**Goal:** Identify all lines of the data containing the string "issues" and copy them.
Begin
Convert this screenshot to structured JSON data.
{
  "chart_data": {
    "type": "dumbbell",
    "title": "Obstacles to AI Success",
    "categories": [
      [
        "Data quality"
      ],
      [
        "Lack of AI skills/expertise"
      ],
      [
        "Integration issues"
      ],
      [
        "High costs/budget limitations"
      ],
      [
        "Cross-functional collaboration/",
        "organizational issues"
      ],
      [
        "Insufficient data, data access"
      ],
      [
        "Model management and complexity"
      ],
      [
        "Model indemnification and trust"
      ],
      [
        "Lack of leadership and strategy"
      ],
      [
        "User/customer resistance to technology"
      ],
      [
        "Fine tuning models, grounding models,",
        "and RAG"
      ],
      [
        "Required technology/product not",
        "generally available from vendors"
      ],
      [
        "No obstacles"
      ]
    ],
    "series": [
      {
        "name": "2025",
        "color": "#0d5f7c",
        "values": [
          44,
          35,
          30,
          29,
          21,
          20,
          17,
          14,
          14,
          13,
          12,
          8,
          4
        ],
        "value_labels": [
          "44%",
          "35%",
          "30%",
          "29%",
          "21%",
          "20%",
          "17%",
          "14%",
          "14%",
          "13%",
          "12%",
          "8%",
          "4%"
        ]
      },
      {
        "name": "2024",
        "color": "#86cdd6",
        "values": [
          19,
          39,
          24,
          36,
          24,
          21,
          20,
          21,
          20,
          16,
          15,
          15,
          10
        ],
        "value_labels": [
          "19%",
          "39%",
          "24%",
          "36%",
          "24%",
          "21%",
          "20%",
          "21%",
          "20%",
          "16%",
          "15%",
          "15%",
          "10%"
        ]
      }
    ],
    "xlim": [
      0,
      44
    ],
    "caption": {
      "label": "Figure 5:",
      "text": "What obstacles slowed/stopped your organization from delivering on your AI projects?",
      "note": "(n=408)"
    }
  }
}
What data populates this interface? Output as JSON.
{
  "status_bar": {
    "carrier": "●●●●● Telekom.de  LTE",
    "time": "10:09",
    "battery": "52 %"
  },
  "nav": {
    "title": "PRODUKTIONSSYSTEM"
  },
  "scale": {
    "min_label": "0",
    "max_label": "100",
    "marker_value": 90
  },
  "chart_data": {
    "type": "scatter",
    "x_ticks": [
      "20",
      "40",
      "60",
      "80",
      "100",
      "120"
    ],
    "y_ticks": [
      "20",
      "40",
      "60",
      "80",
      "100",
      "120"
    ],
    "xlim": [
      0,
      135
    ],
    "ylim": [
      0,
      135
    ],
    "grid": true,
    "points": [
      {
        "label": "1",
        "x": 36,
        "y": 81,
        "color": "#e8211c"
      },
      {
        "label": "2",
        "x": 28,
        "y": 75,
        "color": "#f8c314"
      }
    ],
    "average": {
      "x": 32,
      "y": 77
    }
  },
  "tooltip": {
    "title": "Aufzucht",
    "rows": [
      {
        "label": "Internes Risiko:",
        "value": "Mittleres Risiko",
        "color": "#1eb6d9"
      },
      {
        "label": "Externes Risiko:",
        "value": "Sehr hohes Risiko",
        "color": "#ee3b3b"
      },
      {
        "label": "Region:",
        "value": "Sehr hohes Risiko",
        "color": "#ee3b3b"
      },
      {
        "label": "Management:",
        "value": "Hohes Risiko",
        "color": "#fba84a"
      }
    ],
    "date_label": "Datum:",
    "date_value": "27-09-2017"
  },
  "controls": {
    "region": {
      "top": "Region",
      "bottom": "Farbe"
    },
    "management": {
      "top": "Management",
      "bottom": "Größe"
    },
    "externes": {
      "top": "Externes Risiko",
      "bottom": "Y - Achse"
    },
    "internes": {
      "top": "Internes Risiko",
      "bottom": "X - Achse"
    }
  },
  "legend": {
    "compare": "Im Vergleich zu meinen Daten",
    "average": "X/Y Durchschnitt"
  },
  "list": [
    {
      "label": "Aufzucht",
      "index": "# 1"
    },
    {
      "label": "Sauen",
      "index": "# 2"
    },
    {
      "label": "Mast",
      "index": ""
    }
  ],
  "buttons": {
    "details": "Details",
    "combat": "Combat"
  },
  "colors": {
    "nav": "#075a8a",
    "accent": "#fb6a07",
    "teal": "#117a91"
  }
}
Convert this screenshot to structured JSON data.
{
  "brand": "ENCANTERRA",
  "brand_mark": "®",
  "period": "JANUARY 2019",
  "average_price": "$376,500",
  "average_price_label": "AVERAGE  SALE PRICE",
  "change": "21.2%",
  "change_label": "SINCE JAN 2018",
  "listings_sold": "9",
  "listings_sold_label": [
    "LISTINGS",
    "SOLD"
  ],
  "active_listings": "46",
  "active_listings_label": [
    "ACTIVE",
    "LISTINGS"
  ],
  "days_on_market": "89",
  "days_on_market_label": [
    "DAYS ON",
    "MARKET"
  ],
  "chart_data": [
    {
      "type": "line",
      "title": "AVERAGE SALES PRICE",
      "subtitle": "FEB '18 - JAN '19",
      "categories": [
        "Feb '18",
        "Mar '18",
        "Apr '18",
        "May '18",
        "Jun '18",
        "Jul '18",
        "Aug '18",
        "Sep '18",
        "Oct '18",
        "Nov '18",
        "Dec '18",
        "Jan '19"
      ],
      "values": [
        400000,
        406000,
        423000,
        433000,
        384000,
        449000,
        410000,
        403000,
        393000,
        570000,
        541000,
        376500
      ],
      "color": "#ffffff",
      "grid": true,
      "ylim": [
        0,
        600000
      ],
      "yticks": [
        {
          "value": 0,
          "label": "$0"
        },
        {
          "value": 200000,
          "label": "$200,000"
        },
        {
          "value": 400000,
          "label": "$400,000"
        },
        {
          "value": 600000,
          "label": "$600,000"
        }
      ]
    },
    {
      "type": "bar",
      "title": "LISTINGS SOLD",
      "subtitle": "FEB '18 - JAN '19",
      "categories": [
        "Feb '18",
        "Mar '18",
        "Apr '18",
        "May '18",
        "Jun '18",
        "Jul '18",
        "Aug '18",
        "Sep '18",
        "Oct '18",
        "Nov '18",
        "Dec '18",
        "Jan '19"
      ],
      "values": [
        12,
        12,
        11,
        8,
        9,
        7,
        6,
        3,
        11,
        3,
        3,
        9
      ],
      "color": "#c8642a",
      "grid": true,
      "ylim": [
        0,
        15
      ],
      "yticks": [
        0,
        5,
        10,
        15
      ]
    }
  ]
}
End
**Completed task:**
        "Integration issues"
        "organizational issues"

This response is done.